§ WORK TO DO: Copy out every record below, word for word.
------------------------------
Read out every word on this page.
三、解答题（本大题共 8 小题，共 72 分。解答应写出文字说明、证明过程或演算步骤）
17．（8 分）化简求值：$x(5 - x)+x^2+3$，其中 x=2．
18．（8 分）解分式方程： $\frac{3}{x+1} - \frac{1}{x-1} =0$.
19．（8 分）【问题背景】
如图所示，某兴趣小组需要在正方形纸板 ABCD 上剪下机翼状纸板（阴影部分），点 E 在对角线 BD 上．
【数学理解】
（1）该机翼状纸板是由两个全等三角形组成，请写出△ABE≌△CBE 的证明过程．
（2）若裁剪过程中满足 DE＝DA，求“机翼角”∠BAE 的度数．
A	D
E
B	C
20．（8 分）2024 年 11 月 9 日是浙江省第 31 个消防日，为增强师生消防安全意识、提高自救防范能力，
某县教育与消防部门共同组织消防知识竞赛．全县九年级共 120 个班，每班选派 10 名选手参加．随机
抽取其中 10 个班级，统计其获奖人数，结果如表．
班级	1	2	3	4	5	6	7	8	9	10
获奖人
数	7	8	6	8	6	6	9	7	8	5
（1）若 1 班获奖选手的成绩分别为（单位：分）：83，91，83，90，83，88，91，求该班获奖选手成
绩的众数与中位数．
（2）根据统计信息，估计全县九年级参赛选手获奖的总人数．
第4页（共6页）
------------------------------
§ WRITTEN ANSWER:
Read out every word on this page.
三、解答题（本大题共 8 小题，共 72 分。解答应写出文字说明、证明过程或演算步骤）
17．（8 分）化简求值：$x(5 - x)+x^2+3$，其中 x=2．
18．（8 分）解分式方程： $\frac{3}{x+1} - \frac{1}{x-1} =0$.
19．（8 分）【问题背景】
如图所示，某兴趣小组需要在正方形纸板 ABCD 上剪下机翼状纸板（阴影部分），点 E 在对角线 BD 上．
【数学理解】
（1）该机翼状纸板是由两个全等三角形组成，请写出△ABE≌△CBE 的证明过程．
（2）若裁剪过程中满足 DE＝DA，求“机翼角”∠BAE 的度数．
A	D
E
B	C
20．（8 分）2024 年 11 月 9 日是浙江省第 31 个消防日，为增强师生消防安全意识、提高自救防范能力，
某县教育与消防部门共同组织消防知识竞赛．全县九年级共 120 个班，每班选派 10 名选手参加．随机
抽取其中 10 个班级，统计其获奖人数，结果如表．
班级	1	2	3	4	5	6	7	8	9	10
获奖人
数	7	8	6	8	6	6	9	7	8	5
（1）若 1 班获奖选手的成绩分别为（单位：分）：83，91，83，90，83，88，91，求该班获奖选手成
绩的众数与中位数．
（2）根据统计信息，估计全县九年级参赛选手获奖的总人数．
第4页（共6页）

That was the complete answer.